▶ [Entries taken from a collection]
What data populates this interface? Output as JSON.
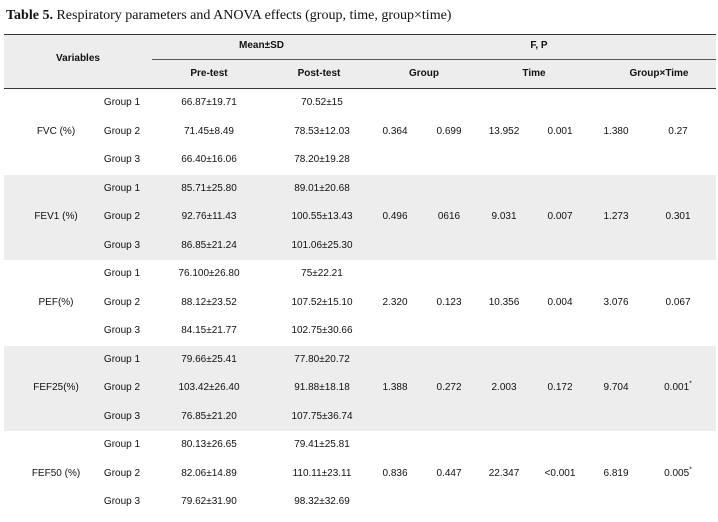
{
  "caption": {
    "label": "Table 5.",
    "text": "Respiratory parameters and ANOVA effects (group, time, group×time)"
  },
  "header": {
    "variables": "Variables",
    "mean_sd": "Mean±SD",
    "fp": "F, P",
    "pre_test": "Pre-test",
    "post_test": "Post-test",
    "group": "Group",
    "time": "Time",
    "group_time": "Group×Time"
  },
  "rows": [
    {
      "variable": "FVC (%)",
      "groups": [
        {
          "name": "Group 1",
          "pre": "66.87±19.71",
          "post": "70.52±15"
        },
        {
          "name": "Group 2",
          "pre": "71.45±8.49",
          "post": "78.53±12.03"
        },
        {
          "name": "Group 3",
          "pre": "66.40±16.06",
          "post": "78.20±19.28"
        }
      ],
      "group_f": "0.364",
      "group_p": "0.699",
      "time_f": "13.952",
      "time_p": "0.001",
      "gt_f": "1.380",
      "gt_p": "0.27",
      "gt_p_sup": ""
    },
    {
      "variable": "FEV1 (%)",
      "groups": [
        {
          "name": "Group 1",
          "pre": "85.71±25.80",
          "post": "89.01±20.68"
        },
        {
          "name": "Group 2",
          "pre": "92.76±11.43",
          "post": "100.55±13.43"
        },
        {
          "name": "Group 3",
          "pre": "86.85±21.24",
          "post": "101.06±25.30"
        }
      ],
      "group_f": "0.496",
      "group_p": "0616",
      "time_f": "9.031",
      "time_p": "0.007",
      "gt_f": "1.273",
      "gt_p": "0.301",
      "gt_p_sup": ""
    },
    {
      "variable": "PEF(%)",
      "groups": [
        {
          "name": "Group 1",
          "pre": "76.100±26.80",
          "post": "75±22.21"
        },
        {
          "name": "Group 2",
          "pre": "88.12±23.52",
          "post": "107.52±15.10"
        },
        {
          "name": "Group 3",
          "pre": "84.15±21.77",
          "post": "102.75±30.66"
        }
      ],
      "group_f": "2.320",
      "group_p": "0.123",
      "time_f": "10.356",
      "time_p": "0.004",
      "gt_f": "3.076",
      "gt_p": "0.067",
      "gt_p_sup": ""
    },
    {
      "variable": "FEF25(%)",
      "groups": [
        {
          "name": "Group 1",
          "pre": "79.66±25.41",
          "post": "77.80±20.72"
        },
        {
          "name": "Group 2",
          "pre": "103.42±26.40",
          "post": "91.88±18.18"
        },
        {
          "name": "Group 3",
          "pre": "76.85±21.20",
          "post": "107.75±36.74"
        }
      ],
      "group_f": "1.388",
      "group_p": "0.272",
      "time_f": "2.003",
      "time_p": "0.172",
      "gt_f": "9.704",
      "gt_p": "0.001",
      "gt_p_sup": "*"
    },
    {
      "variable": "FEF50 (%)",
      "groups": [
        {
          "name": "Group 1",
          "pre": "80.13±26.65",
          "post": "79.41±25.81"
        },
        {
          "name": "Group 2",
          "pre": "82.06±14.89",
          "post": "110.11±23.11"
        },
        {
          "name": "Group 3",
          "pre": "79.62±31.90",
          "post": "98.32±32.69"
        }
      ],
      "group_f": "0.836",
      "group_p": "0.447",
      "time_f": "22.347",
      "time_p": "<0.001",
      "gt_f": "6.819",
      "gt_p": "0.005",
      "gt_p_sup": "*"
    }
  ]
}
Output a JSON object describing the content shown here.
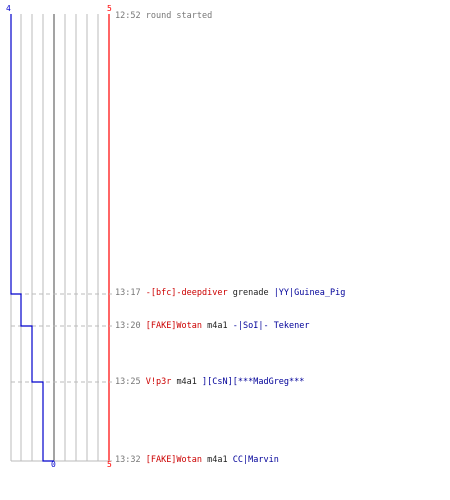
{
  "score": {
    "blue_top": "4",
    "red_top": "5",
    "bottom_mid": "0",
    "red_bottom": "5"
  },
  "colors": {
    "blue_team": "#0000cc",
    "red_team": "#ff0000",
    "grid": "#bbbbbb",
    "center_line": "#666666",
    "dashed": "#bbbbbb"
  },
  "events": [
    {
      "time": "12:52",
      "message": "round started"
    },
    {
      "time": "13:17",
      "killer": "-[bfc]-deepdiver",
      "weapon": "grenade",
      "victim": "|YY|Guinea_Pig"
    },
    {
      "time": "13:20",
      "killer": "[FAKE]Wotan",
      "weapon": "m4a1",
      "victim": "-|SoI|- Tekener"
    },
    {
      "time": "13:25",
      "killer": "V!p3r",
      "weapon": "m4a1",
      "victim": "][CsN][***MadGreg***"
    },
    {
      "time": "13:32",
      "killer": "[FAKE]Wotan",
      "weapon": "m4a1",
      "victim": "CC|Marvin"
    }
  ]
}
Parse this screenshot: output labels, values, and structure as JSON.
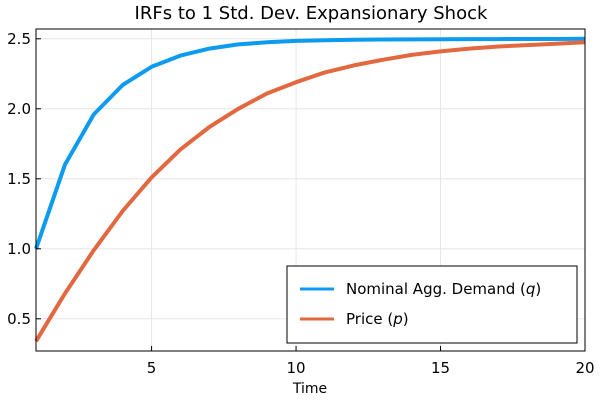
{
  "chart_data": {
    "type": "line",
    "title": "IRFs to 1 Std. Dev. Expansionary Shock",
    "xlabel": "Time",
    "ylabel": "",
    "xlim": [
      1,
      20
    ],
    "ylim": [
      0.27,
      2.57
    ],
    "xticks": [
      5,
      10,
      15,
      20
    ],
    "yticks": [
      0.5,
      1.0,
      1.5,
      2.0,
      2.5
    ],
    "xtick_labels": [
      "5",
      "10",
      "15",
      "20"
    ],
    "ytick_labels": [
      "0.5",
      "1.0",
      "1.5",
      "2.0",
      "2.5"
    ],
    "grid": true,
    "legend_position": "bottom-right",
    "x": [
      1,
      2,
      3,
      4,
      5,
      6,
      7,
      8,
      9,
      10,
      11,
      12,
      13,
      14,
      15,
      16,
      17,
      18,
      19,
      20
    ],
    "series": [
      {
        "name": "Nominal Agg. Demand (q)",
        "label_main": "Nominal Agg. Demand (",
        "label_var": "q",
        "label_close": ")",
        "color": "#0d9bf0",
        "values": [
          1.0,
          1.6,
          1.96,
          2.17,
          2.3,
          2.38,
          2.43,
          2.46,
          2.475,
          2.485,
          2.49,
          2.493,
          2.495,
          2.496,
          2.497,
          2.498,
          2.498,
          2.499,
          2.499,
          2.5
        ]
      },
      {
        "name": "Price (p)",
        "label_main": "Price (",
        "label_var": "p",
        "label_close": ")",
        "color": "#e2683f",
        "values": [
          0.34,
          0.68,
          0.99,
          1.27,
          1.51,
          1.71,
          1.87,
          2.0,
          2.11,
          2.19,
          2.26,
          2.31,
          2.35,
          2.385,
          2.41,
          2.43,
          2.445,
          2.455,
          2.465,
          2.475
        ]
      }
    ]
  }
}
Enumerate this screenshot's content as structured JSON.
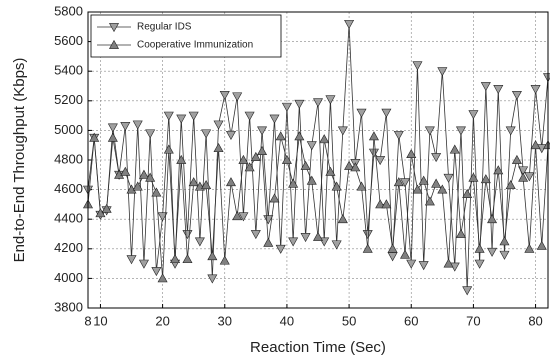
{
  "chart_data": {
    "type": "line",
    "x_label": "Reaction Time (Sec)",
    "y_label": "End-to-End Throughput (Kbps)",
    "x": [
      8,
      9,
      10,
      11,
      12,
      13,
      14,
      15,
      16,
      17,
      18,
      19,
      20,
      21,
      22,
      23,
      24,
      25,
      26,
      27,
      28,
      29,
      30,
      31,
      32,
      33,
      34,
      35,
      36,
      37,
      38,
      39,
      40,
      41,
      42,
      43,
      44,
      45,
      46,
      47,
      48,
      49,
      50,
      51,
      52,
      53,
      54,
      55,
      56,
      57,
      58,
      59,
      60,
      61,
      62,
      63,
      64,
      65,
      66,
      67,
      68,
      69,
      70,
      71,
      72,
      73,
      74,
      75,
      76,
      77,
      78,
      79,
      80,
      81,
      82
    ],
    "series": [
      {
        "name": "Regular IDS",
        "color": "#a0a0a0",
        "marker": "triangle-down",
        "values": [
          4600,
          4950,
          4430,
          4460,
          5020,
          4700,
          5030,
          4130,
          5040,
          4100,
          4980,
          4050,
          4420,
          5100,
          4100,
          5080,
          4300,
          5100,
          4250,
          4980,
          4000,
          5040,
          5240,
          4970,
          5230,
          4420,
          5100,
          4300,
          5000,
          4400,
          5080,
          4200,
          5160,
          4250,
          5180,
          4280,
          4900,
          5190,
          4250,
          5210,
          4230,
          5000,
          5720,
          4780,
          5120,
          4300,
          4850,
          4800,
          5120,
          4150,
          4970,
          4650,
          4100,
          5440,
          4090,
          5000,
          4820,
          5400,
          4680,
          4080,
          5000,
          3920,
          5110,
          4100,
          5300,
          4180,
          5280,
          4160,
          5000,
          5240,
          4730,
          4690,
          5280,
          4880,
          5360
        ]
      },
      {
        "name": "Cooperative Immunization",
        "color": "#808080",
        "marker": "triangle-up",
        "values": [
          4500,
          4950,
          4440,
          4470,
          4950,
          4700,
          4720,
          4600,
          4620,
          4700,
          4680,
          4580,
          4000,
          4870,
          4130,
          4800,
          4130,
          4650,
          4620,
          4630,
          4150,
          4880,
          4120,
          4650,
          4420,
          4800,
          4750,
          4820,
          4860,
          4240,
          4540,
          4960,
          4800,
          4640,
          4960,
          4760,
          4660,
          4280,
          4940,
          4720,
          4620,
          4400,
          4760,
          4750,
          4620,
          4200,
          4960,
          4500,
          4500,
          4200,
          4650,
          4160,
          4840,
          4600,
          4660,
          4520,
          4640,
          4600,
          4100,
          4870,
          4300,
          4570,
          4680,
          4200,
          4670,
          4400,
          4730,
          4250,
          4630,
          4800,
          4680,
          4200,
          4900,
          4220,
          4900
        ]
      }
    ],
    "xlim": [
      8,
      82
    ],
    "xticks": [
      8,
      10,
      20,
      30,
      40,
      50,
      60,
      70,
      80
    ],
    "ylim": [
      3800,
      5800
    ],
    "yticks": [
      3800,
      4000,
      4200,
      4400,
      4600,
      4800,
      5000,
      5200,
      5400,
      5600,
      5800
    ],
    "grid": true,
    "legend": "upper left"
  }
}
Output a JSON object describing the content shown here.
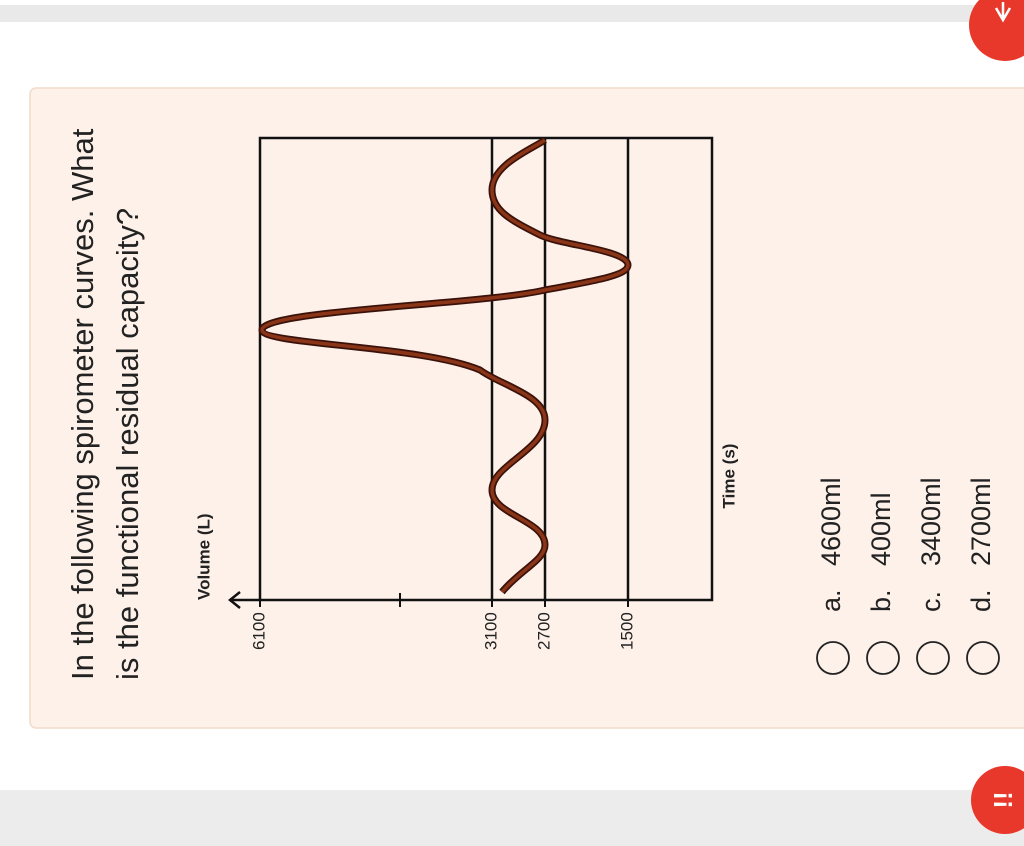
{
  "question": {
    "lines": [
      "In the following spirometer curves. What",
      "is the functional residual capacity?"
    ]
  },
  "figure": {
    "y_axis_label": "Volume (L)",
    "x_axis_label": "Time (s)",
    "tick_labels": [
      "6100",
      "3100",
      "2700",
      "1500"
    ]
  },
  "options": [
    {
      "letter": "a.",
      "text": "4600ml"
    },
    {
      "letter": "b.",
      "text": "400ml"
    },
    {
      "letter": "c.",
      "text": "3400ml"
    },
    {
      "letter": "d.",
      "text": "2700ml"
    }
  ],
  "alert": "!!"
}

▶ [BRIEF] Track down every line holding the string "What" and copy it.

▶ [REPLY TO THE TASK]
What data populates this interface? Output as JSON.
      "In the following spirometer curves. What",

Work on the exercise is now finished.